▼▼▼
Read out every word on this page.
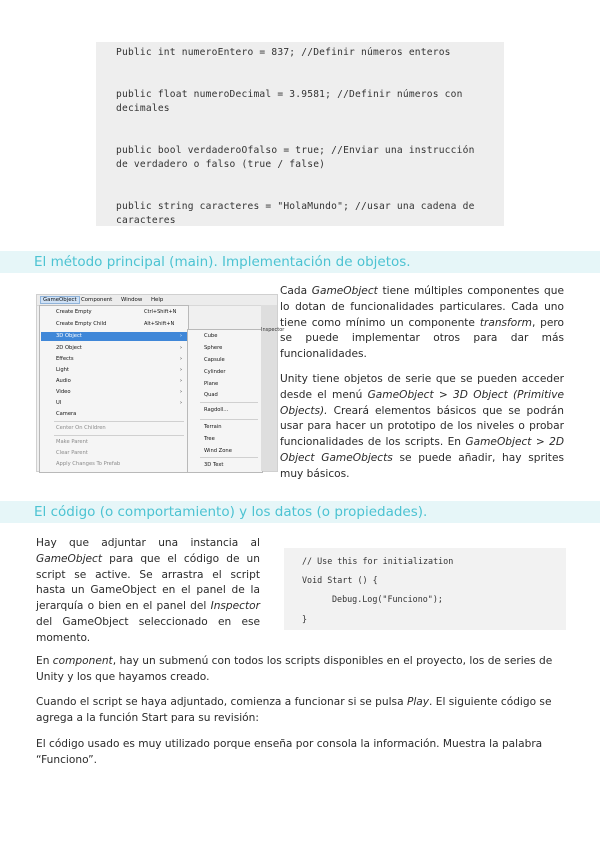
Public int numeroEntero = 837; //Definir números enteros
public float numeroDecimal = 3.9581; //Definir números con decimales
public bool verdaderoOfalso = true; //Enviar una instrucción de verdadero o falso (true / false)
public string caracteres = "HolaMundo"; //usar una cadena de caracteres
El método principal (main). Implementación de objetos.
GameObject Component Window Help
Create Empty	Ctrl+Shift+N
Create Empty Child	Alt+Shift+N
3D Object	›
2D Object	›
Effects	›
Light	›
Audio	›
Video	›
UI	›
Camera
Center On Children
Make Parent
Clear Parent
Apply Changes To Prefab
Cube
Sphere
Capsule
Cylinder
Plane
Quad
Ragdoll...
Terrain
Tree
Wind Zone
3D Text
Inspector
Cada GameObject tiene múltiples componentes que lo dotan de funcionalidades particulares. Cada uno tiene como mínimo un componente transform, pero se puede implementar otros para dar más funcionalidades.
Unity tiene objetos de serie que se pueden acceder desde el menú GameObject > 3D Object (Primitive Objects). Creará elementos básicos que se podrán usar para hacer un prototipo de los niveles o probar funcionalidades de los scripts. En GameObject > 2D Object GameObjects se puede añadir, hay sprites muy básicos.
El código (o comportamiento) y los datos (o propiedades).
Hay que adjuntar una instancia al GameObject para que el código de un script se active. Se arrastra el script hasta un GameObject en el panel de la jerarquía o bien en el panel del Inspector del GameObject seleccionado en ese momento.
// Use this for initialization
Void Start () {
Debug.Log("Funciono");
}
En component, hay un submenú con todos los scripts disponibles en el proyecto, los de series de Unity y los que hayamos creado.
Cuando el script se haya adjuntado, comienza a funcionar si se pulsa Play. El siguiente código se agrega a la función Start para su revisión:
El código usado es muy utilizado porque enseña por consola la información. Muestra la palabra “Funciono”.
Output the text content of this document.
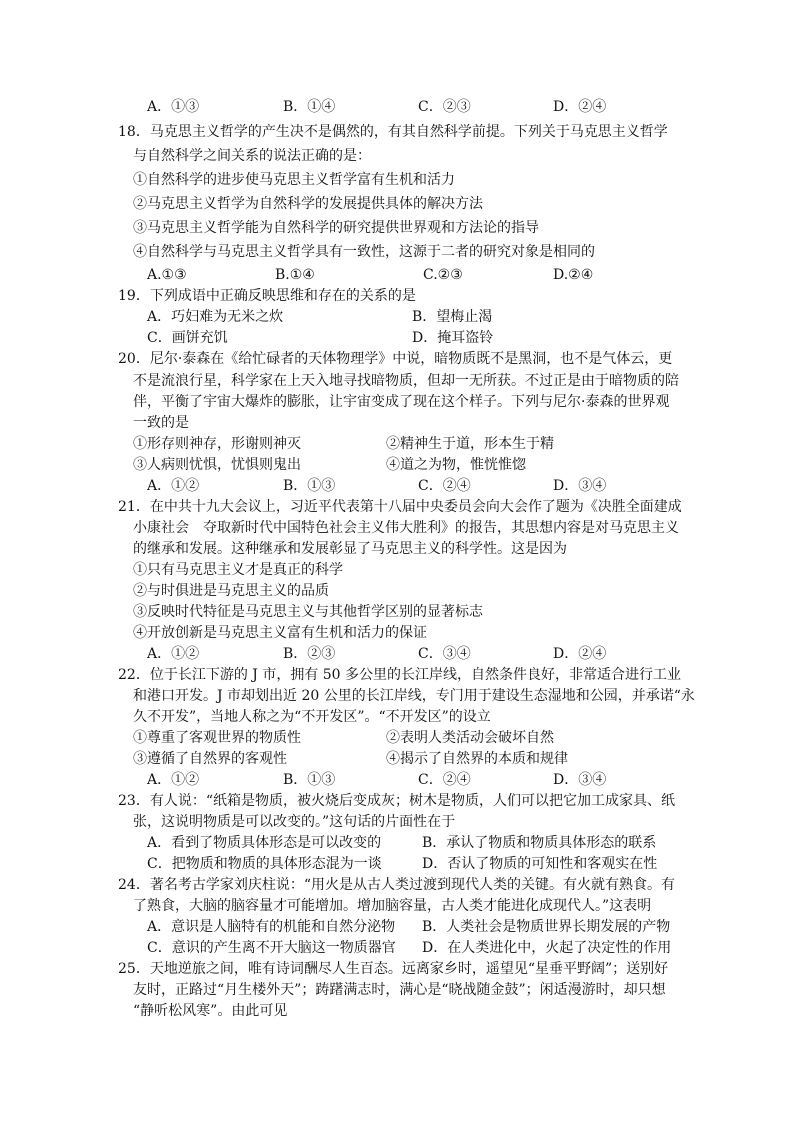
A．①③	B．①④	C．②③	D．②④
18．马克思主义哲学的产生决不是偶然的，有其自然科学前提。下列关于马克思主义哲学
与自然科学之间关系的说法正确的是：
①自然科学的进步使马克思主义哲学富有生机和活力
②马克思主义哲学为自然科学的发展提供具体的解决方法
③马克思主义哲学能为自然科学的研究提供世界观和方法论的指导
④自然科学与马克思主义哲学具有一致性，这源于二者的研究对象是相同的
A.①③	B.①④	C.②③	D.②④
19．下列成语中正确反映思维和存在的关系的是
A．巧妇难为无米之炊	B．望梅止渴
C．画饼充饥	D．掩耳盗铃
20．尼尔·泰森在《给忙碌者的天体物理学》中说，暗物质既不是黑洞，也不是气体云，更
不是流浪行星，科学家在上天入地寻找暗物质，但却一无所获。不过正是由于暗物质的陪
伴，平衡了宇宙大爆炸的膨胀，让宇宙变成了现在这个样子。下列与尼尔·泰森的世界观
一致的是
①形存则神存，形谢则神灭	②精神生于道，形本生于精
③人病则忧惧，忧惧则鬼出	④道之为物，惟恍惟惚
A．①②	B．①③	C．②④	D．③④
21．在中共十九大会议上，习近平代表第十八届中央委员会向大会作了题为《决胜全面建成
小康社会　夺取新时代中国特色社会主义伟大胜利》的报告，其思想内容是对马克思主义
的继承和发展。这种继承和发展彰显了马克思主义的科学性。这是因为
①只有马克思主义才是真正的科学
②与时俱进是马克思主义的品质
③反映时代特征是马克思主义与其他哲学区别的显著标志
④开放创新是马克思主义富有生机和活力的保证
A．①②	B．②③	C．③④	D．②④
22．位于长江下游的 J 市，拥有 50 多公里的长江岸线，自然条件良好，非常适合进行工业
和港口开发。J 市却划出近 20 公里的长江岸线，专门用于建设生态湿地和公园，并承诺“永
久不开发”，当地人称之为“不开发区”。“不开发区”的设立
①尊重了客观世界的物质性	②表明人类活动会破坏自然
③遵循了自然界的客观性	④揭示了自然界的本质和规律
A．①②	B．①③	C．②④	D．③④
23．有人说：“纸箱是物质，被火烧后变成灰；树木是物质，人们可以把它加工成家具、纸
张，这说明物质是可以改变的。”这句话的片面性在于
A．看到了物质具体形态是可以改变的	B．承认了物质和物质具体形态的联系
C．把物质和物质的具体形态混为一谈	D．否认了物质的可知性和客观实在性
24．著名考古学家刘庆柱说：“用火是从古人类过渡到现代人类的关键。有火就有熟食。有
了熟食，大脑的脑容量才可能增加。增加脑容量，古人类才能进化成现代人。”这表明
A．意识是人脑特有的机能和自然分泌物 B．人类社会是物质世界长期发展的产物
C．意识的产生离不开大脑这一物质器官 D．在人类进化中，火起了决定性的作用
25．天地逆旅之间，唯有诗词酬尽人生百态。远离家乡时，遥望见“星垂平野阔”；送别好
友时，正路过“月生楼外天”；踌躇满志时，满心是“晓战随金鼓”；闲适漫游时，却只想
“静听松风寒”。由此可见
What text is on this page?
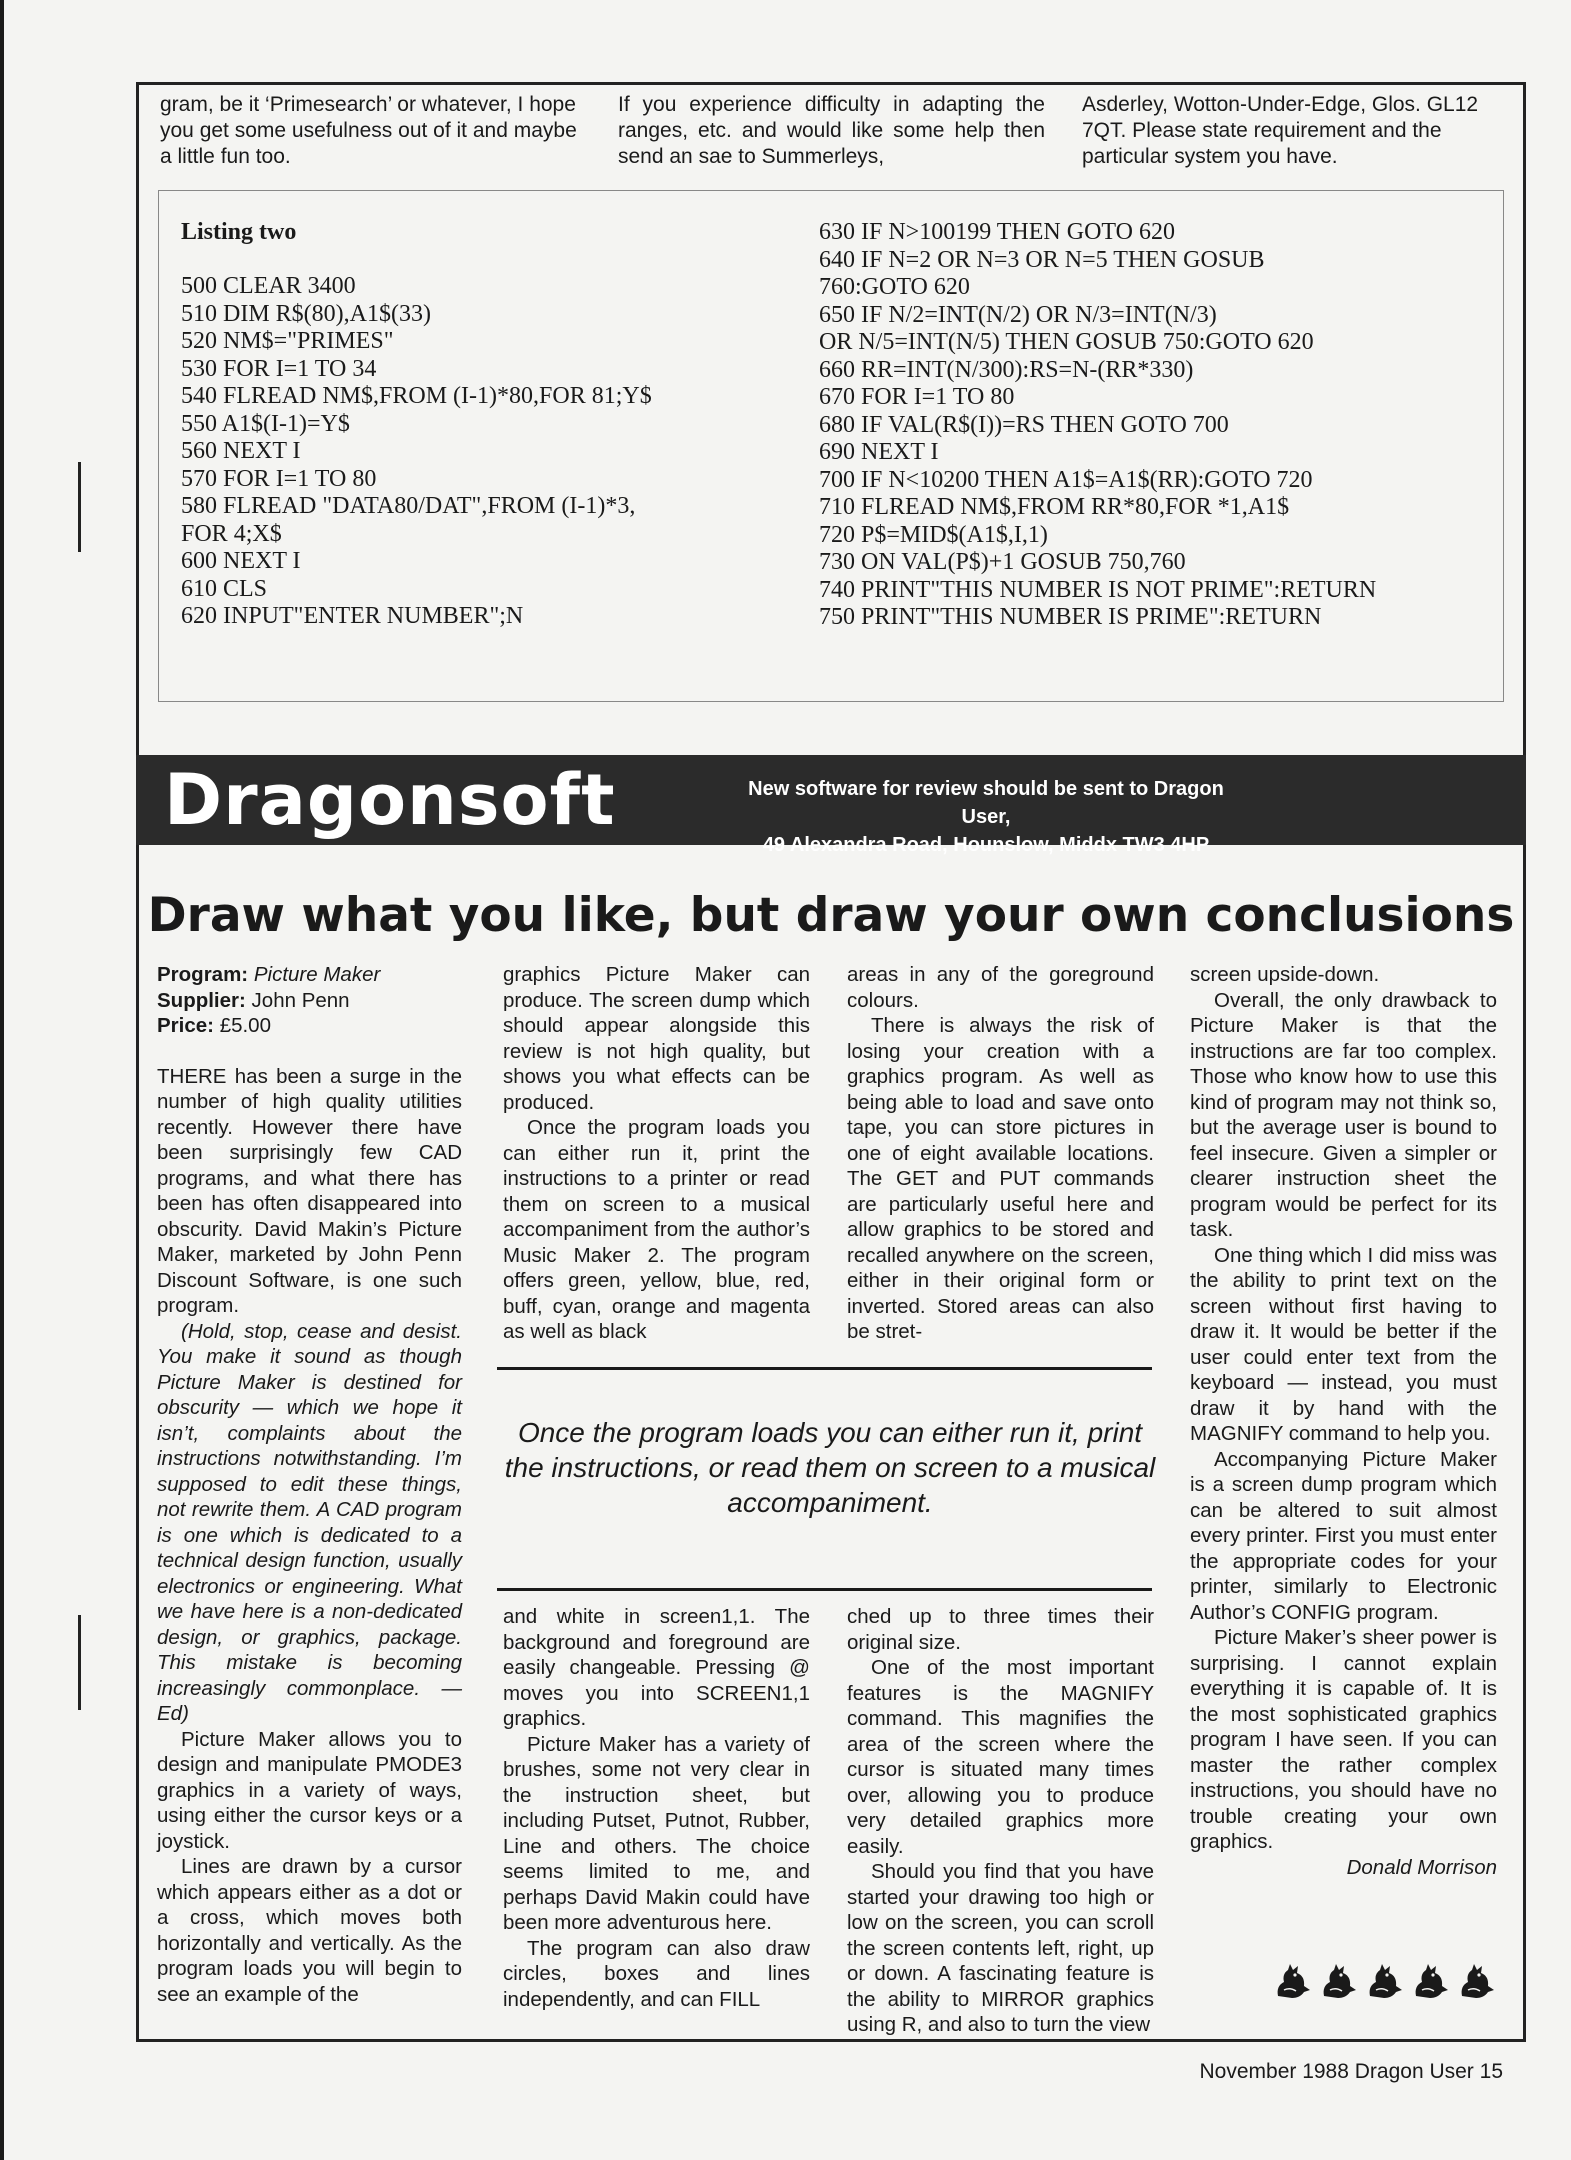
gram, be it ‘Primesearch’ or whatever, I hope you get some usefulness out of it and maybe a little fun too.
If you experience difficulty in adapting the ranges, etc. and would like some help then send an sae to Summerleys,
Asderley, Wotton-Under-Edge, Glos. GL12 7QT. Please state requirement and the particular system you have.
Listing two
500 CLEAR 3400
510 DIM R$(80),A1$(33)
520 NM$="PRIMES"
530 FOR I=1 TO 34
540 FLREAD NM$,FROM (I-1)*80,FOR 81;Y$
550 A1$(I-1)=Y$
560 NEXT I
570 FOR I=1 TO 80
580 FLREAD "DATA80/DAT",FROM (I-1)*3,
FOR 4;X$
600 NEXT I
610 CLS
620 INPUT"ENTER NUMBER";N
630 IF N>100199 THEN GOTO 620
640 IF N=2 OR N=3 OR N=5 THEN GOSUB
760:GOTO 620
650 IF N/2=INT(N/2) OR N/3=INT(N/3)
OR N/5=INT(N/5) THEN GOSUB 750:GOTO 620
660 RR=INT(N/300):RS=N-(RR*330)
670 FOR I=1 TO 80
680 IF VAL(R$(I))=RS THEN GOTO 700
690 NEXT I
700 IF N<10200 THEN A1$=A1$(RR):GOTO 720
710 FLREAD NM$,FROM RR*80,FOR *1,A1$
720 P$=MID$(A1$,I,1)
730 ON VAL(P$)+1 GOSUB 750,760
740 PRINT"THIS NUMBER IS NOT PRIME":RETURN
750 PRINT"THIS NUMBER IS PRIME":RETURN
Dragonsoft	New software for review should be sent to Dragon User,
49 Alexandra Road, Hounslow, Middx TW3 4HP
Draw what you like, but draw your own conclusions

Program: Picture Maker
Supplier: John Penn
Price: £5.00

THERE has been a surge in the number of high quality utilities recently. However there have been surprisingly few CAD programs, and what there has been has often disappeared into obscurity. David Makin’s Picture Maker, marketed by John Penn Discount Software, is one such program.

(Hold, stop, cease and desist. You make it sound as though Picture Maker is destined for obscurity — which we hope it isn’t, complaints about the instructions notwithstanding. I’m supposed to edit these things, not rewrite them. A CAD program is one which is dedicated to a technical design function, usually electronics or engineering. What we have here is a non-dedicated design, or graphics, package. This mistake is becoming increasingly commonplace. —Ed)

Picture Maker allows you to design and manipulate PMODE3 graphics in a variety of ways, using either the cursor keys or a joystick.

Lines are drawn by a cursor which appears either as a dot or a cross, which moves both horizontally and vertically. As the program loads you will begin to see an example of the

graphics Picture Maker can produce. The screen dump which should appear alongside this review is not high quality, but shows you what effects can be produced.

Once the program loads you can either run it, print the instructions to a printer or read them on screen to a musical accompaniment from the author’s Music Maker 2. The program offers green, yellow, blue, red, buff, cyan, orange and magenta as well as black

areas in any of the goreground colours.

There is always the risk of losing your creation with a graphics program. As well as being able to load and save onto tape, you can store pictures in one of eight available locations. The GET and PUT commands are particularly useful here and allow graphics to be stored and recalled anywhere on the screen, either in their original form or inverted. Stored areas can also be stret-

Once the program loads you can either run it, print the instructions, or read them on screen to a musical accompaniment.

and white in screen1,1. The background and foreground are easily changeable. Pressing @ moves you into SCREEN1,1 graphics.

Picture Maker has a variety of brushes, some not very clear in the instruction sheet, but including Putset, Putnot, Rubber, Line and others. The choice seems limited to me, and perhaps David Makin could have been more adventurous here.

The program can also draw circles, boxes and lines independently, and can FILL

ched up to three times their original size.

One of the most important features is the MAGNIFY command. This magnifies the area of the screen where the cursor is situated many times over, allowing you to produce very detailed graphics more easily.

Should you find that you have started your drawing too high or low on the screen, you can scroll the screen contents left, right, up or down. A fascinating feature is the ability to MIRROR graphics using R, and also to turn the view

screen upside-down.

Overall, the only drawback to Picture Maker is that the instructions are far too complex. Those who know how to use this kind of program may not think so, but the average user is bound to feel insecure. Given a simpler or clearer instruction sheet the program would be perfect for its task.

One thing which I did miss was the ability to print text on the screen without first having to draw it. It would be better if the user could enter text from the keyboard — instead, you must draw it by hand with the MAGNIFY command to help you.

Accompanying Picture Maker is a screen dump program which can be altered to suit almost every printer. First you must enter the appropriate codes for your printer, similarly to Electronic Author’s CONFIG program.

Picture Maker’s sheer power is surprising. I cannot explain everything it is capable of. It is the most sophisticated graphics program I have seen. If you can master the rather complex instructions, you should have no trouble creating your own graphics.

Donald Morrison

November 1988 Dragon User 15
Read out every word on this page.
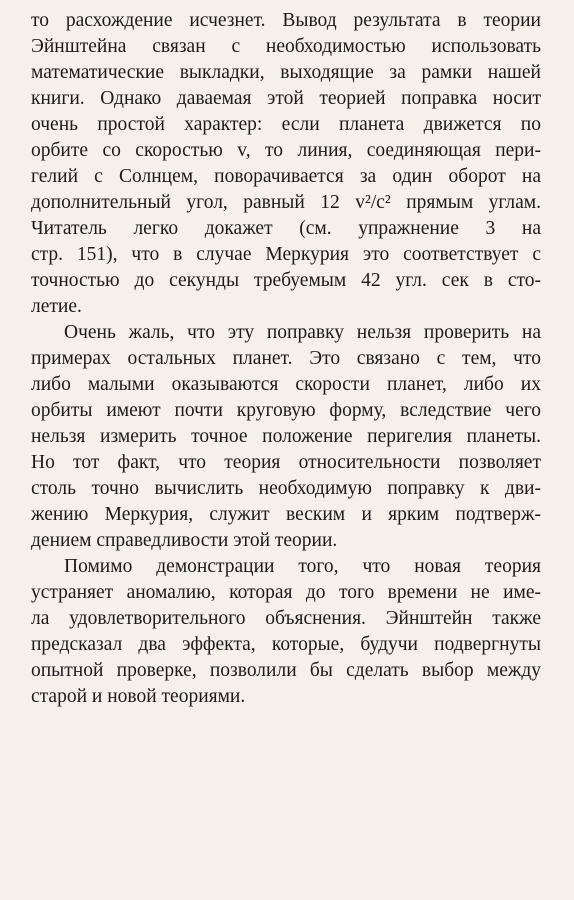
то расхождение исчезнет. Вывод результата в теории
Эйнштейна связан с необходимостью использовать
математические выкладки, выходящие за рамки нашей
книги. Однако даваемая этой теорией поправка носит
очень простой характер: если планета движется по
орбите со скоростью v, то линия, соединяющая пери-
гелий с Солнцем, поворачивается за один оборот на
дополнительный угол, равный 12 v²/c² прямым углам.
Читатель легко докажет (см. упражнение 3 на
стр. 151), что в случае Меркурия это соответствует с
точностью до секунды требуемым 42 угл. сек в сто-
летие.
Очень жаль, что эту поправку нельзя проверить на
примерах остальных планет. Это связано с тем, что
либо малыми оказываются скорости планет, либо их
орбиты имеют почти круговую форму, вследствие чего
нельзя измерить точное положение перигелия планеты.
Но тот факт, что теория относительности позволяет
столь точно вычислить необходимую поправку к дви-
жению Меркурия, служит веским и ярким подтверж-
дением справедливости этой теории.
Помимо демонстрации того, что новая теория
устраняет аномалию, которая до того времени не име-
ла удовлетворительного объяснения. Эйнштейн также
предсказал два эффекта, которые, будучи подвергнуты
опытной проверке, позволили бы сделать выбор между
старой и новой теориями.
▲▲▲
**Given instruction:** Gather each line that holds "down".

**Full answer:**
Should you find that you have started your drawing too high or low on the screen, you can scroll the screen contents left, right, up or down. A fascinating feature is the ability to MIRROR graphics using R, and also to turn the view
screen upside-down.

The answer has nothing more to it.